** START OF INPUT MATERIAL **

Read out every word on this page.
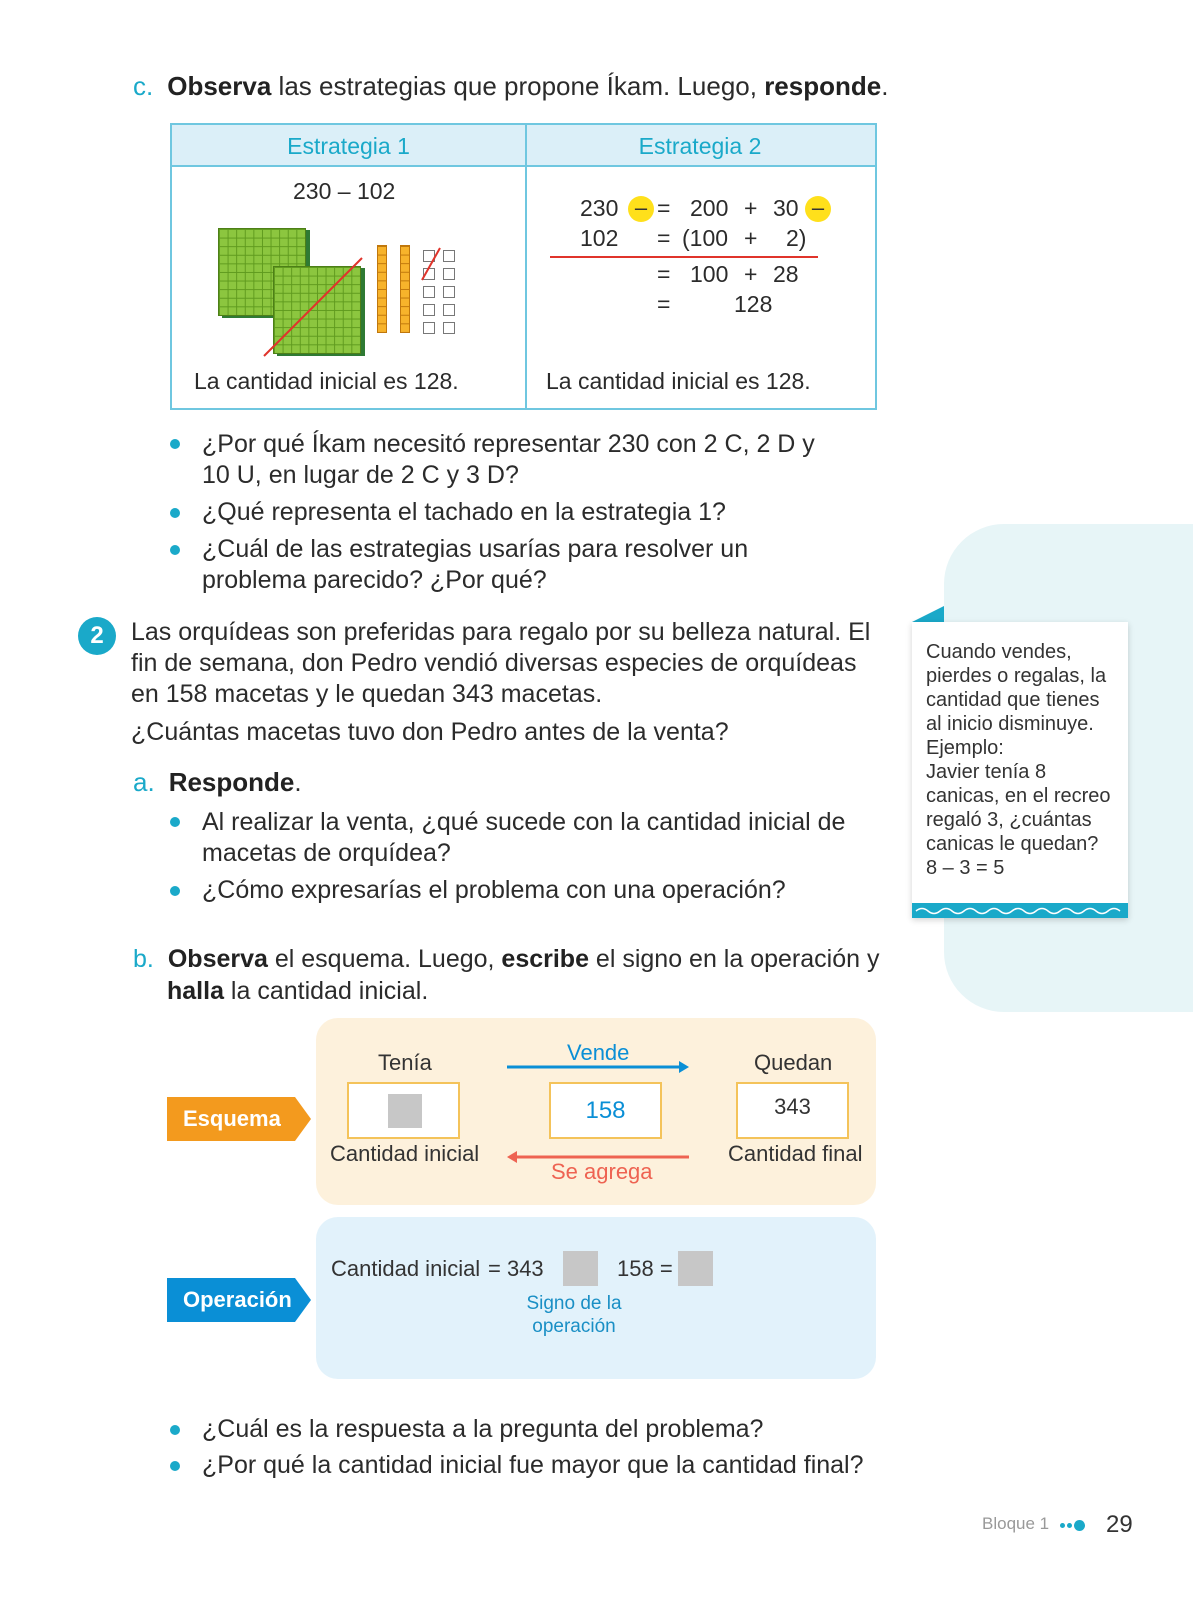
c. Observa las estrategias que propone Íkam. Luego, responde.
Estrategia 1	Estrategia 2
230 – 102
La cantidad inicial es 128.
230 – = 200 + 30 –
102 = (100 + 2)
= 100 + 28
=	128
La cantidad inicial es 128.
¿Por qué Íkam necesitó representar 230 con 2 C, 2 D y
10 U, en lugar de 2 C y 3 D?
¿Qué representa el tachado en la estrategia 1?
¿Cuál de las estrategias usarías para resolver un
problema parecido? ¿Por qué?
Cuando vendes,
pierdes o regalas, la
cantidad que tienes
al inicio disminuye.
Ejemplo:
Javier tenía 8
canicas, en el recreo
regaló 3, ¿cuántas
canicas le quedan?
8 – 3 = 5
2	Las orquídeas son preferidas para regalo por su belleza natural. El
fin de semana, don Pedro vendió diversas especies de orquídeas
en 158 macetas y le quedan 343 macetas.
¿Cuántas macetas tuvo don Pedro antes de la venta?
a. Responde.
Al realizar la venta, ¿qué sucede con la cantidad inicial de
macetas de orquídea?
¿Cómo expresarías el problema con una operación?
b. Observa el esquema. Luego, escribe el signo en la operación y
halla la cantidad inicial.
Esquema
Tenía
Cantidad inicial
Vende
158
Se agrega
Quedan
343
Cantidad final
Operación
Cantidad inicial = 343	158 =
Signo de la
operación
¿Cuál es la respuesta a la pregunta del problema?
¿Por qué la cantidad inicial fue mayor que la cantidad final?
Bloque 1 29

** END OF INPUT MATERIAL **

* **THE TASK**:
Write out the listing above again, exactly, but with no pictures in the copy.

* **FINISHED ANSWER**:
Read out every word on this page.
c. Observa las estrategias que propone Íkam. Luego, responde.
Estrategia 1	Estrategia 2
230 – 102
La cantidad inicial es 128.
230 – = 200 + 30 –
102 = (100 + 2)
= 100 + 28
=	128
La cantidad inicial es 128.
¿Por qué Íkam necesitó representar 230 con 2 C, 2 D y
10 U, en lugar de 2 C y 3 D?
¿Qué representa el tachado en la estrategia 1?
¿Cuál de las estrategias usarías para resolver un
problema parecido? ¿Por qué?
Cuando vendes,
pierdes o regalas, la
cantidad que tienes
al inicio disminuye.
Ejemplo:
Javier tenía 8
canicas, en el recreo
regaló 3, ¿cuántas
canicas le quedan?
8 – 3 = 5
2	Las orquídeas son preferidas para regalo por su belleza natural. El
fin de semana, don Pedro vendió diversas especies de orquídeas
en 158 macetas y le quedan 343 macetas.
¿Cuántas macetas tuvo don Pedro antes de la venta?
a. Responde.
Al realizar la venta, ¿qué sucede con la cantidad inicial de
macetas de orquídea?
¿Cómo expresarías el problema con una operación?
b. Observa el esquema. Luego, escribe el signo en la operación y
halla la cantidad inicial.
Esquema
Tenía
Cantidad inicial
Vende
158
Se agrega
Quedan
343
Cantidad final
Operación
Cantidad inicial = 343	158 =
Signo de la
operación
¿Cuál es la respuesta a la pregunta del problema?
¿Por qué la cantidad inicial fue mayor que la cantidad final?
Bloque 1 29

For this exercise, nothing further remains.